Exercise data ::
..............................

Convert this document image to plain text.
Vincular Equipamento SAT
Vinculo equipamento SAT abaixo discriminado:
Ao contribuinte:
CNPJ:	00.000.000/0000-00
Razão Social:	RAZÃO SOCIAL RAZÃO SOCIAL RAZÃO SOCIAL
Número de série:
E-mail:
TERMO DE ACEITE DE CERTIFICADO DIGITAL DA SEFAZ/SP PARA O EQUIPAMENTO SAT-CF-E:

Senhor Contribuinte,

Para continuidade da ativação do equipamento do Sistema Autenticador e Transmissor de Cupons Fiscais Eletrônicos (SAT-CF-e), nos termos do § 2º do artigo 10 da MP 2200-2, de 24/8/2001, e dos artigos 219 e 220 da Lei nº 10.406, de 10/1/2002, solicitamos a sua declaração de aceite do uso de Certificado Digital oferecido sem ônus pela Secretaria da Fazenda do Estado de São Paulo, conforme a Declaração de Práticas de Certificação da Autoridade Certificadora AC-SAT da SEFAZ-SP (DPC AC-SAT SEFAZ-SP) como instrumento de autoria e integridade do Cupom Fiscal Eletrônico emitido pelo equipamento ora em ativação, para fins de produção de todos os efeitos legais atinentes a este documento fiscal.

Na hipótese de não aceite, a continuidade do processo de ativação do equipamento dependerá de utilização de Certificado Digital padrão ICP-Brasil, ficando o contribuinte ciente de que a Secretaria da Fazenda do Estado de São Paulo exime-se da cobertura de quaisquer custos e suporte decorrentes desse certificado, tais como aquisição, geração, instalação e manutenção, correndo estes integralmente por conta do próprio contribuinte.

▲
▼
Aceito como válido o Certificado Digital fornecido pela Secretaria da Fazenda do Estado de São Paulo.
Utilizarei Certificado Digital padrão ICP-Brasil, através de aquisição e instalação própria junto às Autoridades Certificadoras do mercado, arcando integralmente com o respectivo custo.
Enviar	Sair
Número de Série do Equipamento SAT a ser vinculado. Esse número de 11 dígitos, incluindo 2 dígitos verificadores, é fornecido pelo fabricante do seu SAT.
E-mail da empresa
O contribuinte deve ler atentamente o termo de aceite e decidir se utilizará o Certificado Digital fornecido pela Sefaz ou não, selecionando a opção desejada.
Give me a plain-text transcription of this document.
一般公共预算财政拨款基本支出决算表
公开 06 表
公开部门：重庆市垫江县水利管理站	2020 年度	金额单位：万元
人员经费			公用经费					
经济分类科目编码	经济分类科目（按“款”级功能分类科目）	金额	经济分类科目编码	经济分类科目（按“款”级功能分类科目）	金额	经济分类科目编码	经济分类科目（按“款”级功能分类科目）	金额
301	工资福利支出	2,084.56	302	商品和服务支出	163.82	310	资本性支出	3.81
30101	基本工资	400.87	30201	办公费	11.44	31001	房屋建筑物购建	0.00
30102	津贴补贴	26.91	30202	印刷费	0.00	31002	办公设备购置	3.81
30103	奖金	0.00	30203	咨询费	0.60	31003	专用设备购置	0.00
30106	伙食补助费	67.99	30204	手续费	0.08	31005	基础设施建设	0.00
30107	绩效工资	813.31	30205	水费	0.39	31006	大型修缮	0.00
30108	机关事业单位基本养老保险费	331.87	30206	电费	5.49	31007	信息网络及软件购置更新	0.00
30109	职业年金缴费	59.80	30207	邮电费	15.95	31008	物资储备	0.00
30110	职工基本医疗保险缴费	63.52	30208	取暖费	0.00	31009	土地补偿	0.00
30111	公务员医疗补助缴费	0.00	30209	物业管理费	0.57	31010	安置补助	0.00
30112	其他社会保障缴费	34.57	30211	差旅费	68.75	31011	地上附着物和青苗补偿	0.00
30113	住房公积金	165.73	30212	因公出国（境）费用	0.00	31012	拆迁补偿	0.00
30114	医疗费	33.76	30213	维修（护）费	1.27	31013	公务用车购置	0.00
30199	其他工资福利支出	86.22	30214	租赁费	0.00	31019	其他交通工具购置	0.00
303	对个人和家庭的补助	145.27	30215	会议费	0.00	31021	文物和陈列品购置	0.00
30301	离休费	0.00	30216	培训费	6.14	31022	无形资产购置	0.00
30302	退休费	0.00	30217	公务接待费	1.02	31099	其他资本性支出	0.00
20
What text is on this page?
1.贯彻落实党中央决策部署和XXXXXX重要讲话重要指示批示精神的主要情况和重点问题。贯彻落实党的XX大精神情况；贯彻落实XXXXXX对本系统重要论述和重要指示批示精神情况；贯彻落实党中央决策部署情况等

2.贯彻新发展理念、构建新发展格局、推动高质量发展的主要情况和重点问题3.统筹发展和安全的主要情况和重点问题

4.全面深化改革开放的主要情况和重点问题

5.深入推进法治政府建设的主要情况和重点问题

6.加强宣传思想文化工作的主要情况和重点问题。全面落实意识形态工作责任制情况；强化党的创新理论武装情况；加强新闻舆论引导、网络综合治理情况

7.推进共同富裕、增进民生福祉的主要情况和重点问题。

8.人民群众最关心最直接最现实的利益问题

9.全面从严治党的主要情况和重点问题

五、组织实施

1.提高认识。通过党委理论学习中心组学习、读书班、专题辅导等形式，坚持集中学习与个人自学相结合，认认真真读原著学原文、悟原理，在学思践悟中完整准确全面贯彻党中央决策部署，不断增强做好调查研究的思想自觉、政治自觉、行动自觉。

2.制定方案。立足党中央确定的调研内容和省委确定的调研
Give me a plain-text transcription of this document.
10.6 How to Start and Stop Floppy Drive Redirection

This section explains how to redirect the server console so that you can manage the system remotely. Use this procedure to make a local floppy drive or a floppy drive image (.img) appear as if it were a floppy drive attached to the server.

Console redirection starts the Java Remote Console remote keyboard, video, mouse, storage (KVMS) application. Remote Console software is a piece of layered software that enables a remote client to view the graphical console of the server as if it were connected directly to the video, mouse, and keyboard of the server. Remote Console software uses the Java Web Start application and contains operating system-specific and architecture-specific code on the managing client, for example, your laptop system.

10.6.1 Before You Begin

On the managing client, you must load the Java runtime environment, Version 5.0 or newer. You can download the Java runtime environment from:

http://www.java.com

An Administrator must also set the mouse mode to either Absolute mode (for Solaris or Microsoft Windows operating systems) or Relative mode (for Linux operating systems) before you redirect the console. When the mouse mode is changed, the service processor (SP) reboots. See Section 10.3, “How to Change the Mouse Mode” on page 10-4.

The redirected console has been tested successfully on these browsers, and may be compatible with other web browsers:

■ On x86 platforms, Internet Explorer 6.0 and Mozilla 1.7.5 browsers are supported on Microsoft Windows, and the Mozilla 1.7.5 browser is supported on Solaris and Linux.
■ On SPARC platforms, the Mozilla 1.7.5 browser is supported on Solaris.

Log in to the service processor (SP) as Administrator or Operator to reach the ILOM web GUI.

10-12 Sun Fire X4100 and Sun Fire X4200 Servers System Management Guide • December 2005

..............................

Work to do :: Please quote the data above in full, with no line missing.

Solution for this problem ::
Convert this document image to plain text.
Vincular Equipamento SAT
Vinculo equipamento SAT abaixo discriminado:
Ao contribuinte:
CNPJ:	00.000.000/0000-00
Razão Social:	RAZÃO SOCIAL RAZÃO SOCIAL RAZÃO SOCIAL
Número de série:
E-mail:
TERMO DE ACEITE DE CERTIFICADO DIGITAL DA SEFAZ/SP PARA O EQUIPAMENTO SAT-CF-E:

Senhor Contribuinte,

Para continuidade da ativação do equipamento do Sistema Autenticador e Transmissor de Cupons Fiscais Eletrônicos (SAT-CF-e), nos termos do § 2º do artigo 10 da MP 2200-2, de 24/8/2001, e dos artigos 219 e 220 da Lei nº 10.406, de 10/1/2002, solicitamos a sua declaração de aceite do uso de Certificado Digital oferecido sem ônus pela Secretaria da Fazenda do Estado de São Paulo, conforme a Declaração de Práticas de Certificação da Autoridade Certificadora AC-SAT da SEFAZ-SP (DPC AC-SAT SEFAZ-SP) como instrumento de autoria e integridade do Cupom Fiscal Eletrônico emitido pelo equipamento ora em ativação, para fins de produção de todos os efeitos legais atinentes a este documento fiscal.

Na hipótese de não aceite, a continuidade do processo de ativação do equipamento dependerá de utilização de Certificado Digital padrão ICP-Brasil, ficando o contribuinte ciente de que a Secretaria da Fazenda do Estado de São Paulo exime-se da cobertura de quaisquer custos e suporte decorrentes desse certificado, tais como aquisição, geração, instalação e manutenção, correndo estes integralmente por conta do próprio contribuinte.

▲
▼
Aceito como válido o Certificado Digital fornecido pela Secretaria da Fazenda do Estado de São Paulo.
Utilizarei Certificado Digital padrão ICP-Brasil, através de aquisição e instalação própria junto às Autoridades Certificadoras do mercado, arcando integralmente com o respectivo custo.
Enviar	Sair
Número de Série do Equipamento SAT a ser vinculado. Esse número de 11 dígitos, incluindo 2 dígitos verificadores, é fornecido pelo fabricante do seu SAT.
E-mail da empresa
O contribuinte deve ler atentamente o termo de aceite e decidir se utilizará o Certificado Digital fornecido pela Sefaz ou não, selecionando a opção desejada.
Give me a plain-text transcription of this document.
一般公共预算财政拨款基本支出决算表
公开 06 表
公开部门：重庆市垫江县水利管理站	2020 年度	金额单位：万元
人员经费			公用经费					
经济分类科目编码	经济分类科目（按“款”级功能分类科目）	金额	经济分类科目编码	经济分类科目（按“款”级功能分类科目）	金额	经济分类科目编码	经济分类科目（按“款”级功能分类科目）	金额
301	工资福利支出	2,084.56	302	商品和服务支出	163.82	310	资本性支出	3.81
30101	基本工资	400.87	30201	办公费	11.44	31001	房屋建筑物购建	0.00
30102	津贴补贴	26.91	30202	印刷费	0.00	31002	办公设备购置	3.81
30103	奖金	0.00	30203	咨询费	0.60	31003	专用设备购置	0.00
30106	伙食补助费	67.99	30204	手续费	0.08	31005	基础设施建设	0.00
30107	绩效工资	813.31	30205	水费	0.39	31006	大型修缮	0.00
30108	机关事业单位基本养老保险费	331.87	30206	电费	5.49	31007	信息网络及软件购置更新	0.00
30109	职业年金缴费	59.80	30207	邮电费	15.95	31008	物资储备	0.00
30110	职工基本医疗保险缴费	63.52	30208	取暖费	0.00	31009	土地补偿	0.00
30111	公务员医疗补助缴费	0.00	30209	物业管理费	0.57	31010	安置补助	0.00
30112	其他社会保障缴费	34.57	30211	差旅费	68.75	31011	地上附着物和青苗补偿	0.00
30113	住房公积金	165.73	30212	因公出国（境）费用	0.00	31012	拆迁补偿	0.00
30114	医疗费	33.76	30213	维修（护）费	1.27	31013	公务用车购置	0.00
30199	其他工资福利支出	86.22	30214	租赁费	0.00	31019	其他交通工具购置	0.00
303	对个人和家庭的补助	145.27	30215	会议费	0.00	31021	文物和陈列品购置	0.00
30301	离休费	0.00	30216	培训费	6.14	31022	无形资产购置	0.00
30302	退休费	0.00	30217	公务接待费	1.02	31099	其他资本性支出	0.00
20
What text is on this page?
1.贯彻落实党中央决策部署和XXXXXX重要讲话重要指示批示精神的主要情况和重点问题。贯彻落实党的XX大精神情况；贯彻落实XXXXXX对本系统重要论述和重要指示批示精神情况；贯彻落实党中央决策部署情况等

2.贯彻新发展理念、构建新发展格局、推动高质量发展的主要情况和重点问题3.统筹发展和安全的主要情况和重点问题

4.全面深化改革开放的主要情况和重点问题

5.深入推进法治政府建设的主要情况和重点问题

6.加强宣传思想文化工作的主要情况和重点问题。全面落实意识形态工作责任制情况；强化党的创新理论武装情况；加强新闻舆论引导、网络综合治理情况

7.推进共同富裕、增进民生福祉的主要情况和重点问题。

8.人民群众最关心最直接最现实的利益问题

9.全面从严治党的主要情况和重点问题

五、组织实施

1.提高认识。通过党委理论学习中心组学习、读书班、专题辅导等形式，坚持集中学习与个人自学相结合，认认真真读原著学原文、悟原理，在学思践悟中完整准确全面贯彻党中央决策部署，不断增强做好调查研究的思想自觉、政治自觉、行动自觉。

2.制定方案。立足党中央确定的调研内容和省委确定的调研
Give me a plain-text transcription of this document.
10.6 How to Start and Stop Floppy Drive Redirection

This section explains how to redirect the server console so that you can manage the system remotely. Use this procedure to make a local floppy drive or a floppy drive image (.img) appear as if it were a floppy drive attached to the server.

Console redirection starts the Java Remote Console remote keyboard, video, mouse, storage (KVMS) application. Remote Console software is a piece of layered software that enables a remote client to view the graphical console of the server as if it were connected directly to the video, mouse, and keyboard of the server. Remote Console software uses the Java Web Start application and contains operating system-specific and architecture-specific code on the managing client, for example, your laptop system.

10.6.1 Before You Begin

On the managing client, you must load the Java runtime environment, Version 5.0 or newer. You can download the Java runtime environment from:

http://www.java.com

An Administrator must also set the mouse mode to either Absolute mode (for Solaris or Microsoft Windows operating systems) or Relative mode (for Linux operating systems) before you redirect the console. When the mouse mode is changed, the service processor (SP) reboots. See Section 10.3, “How to Change the Mouse Mode” on page 10-4.

The redirected console has been tested successfully on these browsers, and may be compatible with other web browsers:

■ On x86 platforms, Internet Explorer 6.0 and Mozilla 1.7.5 browsers are supported on Microsoft Windows, and the Mozilla 1.7.5 browser is supported on Solaris and Linux.
■ On SPARC platforms, the Mozilla 1.7.5 browser is supported on Solaris.

Log in to the service processor (SP) as Administrator or Operator to reach the ILOM web GUI.

10-12 Sun Fire X4100 and Sun Fire X4200 Servers System Management Guide • December 2005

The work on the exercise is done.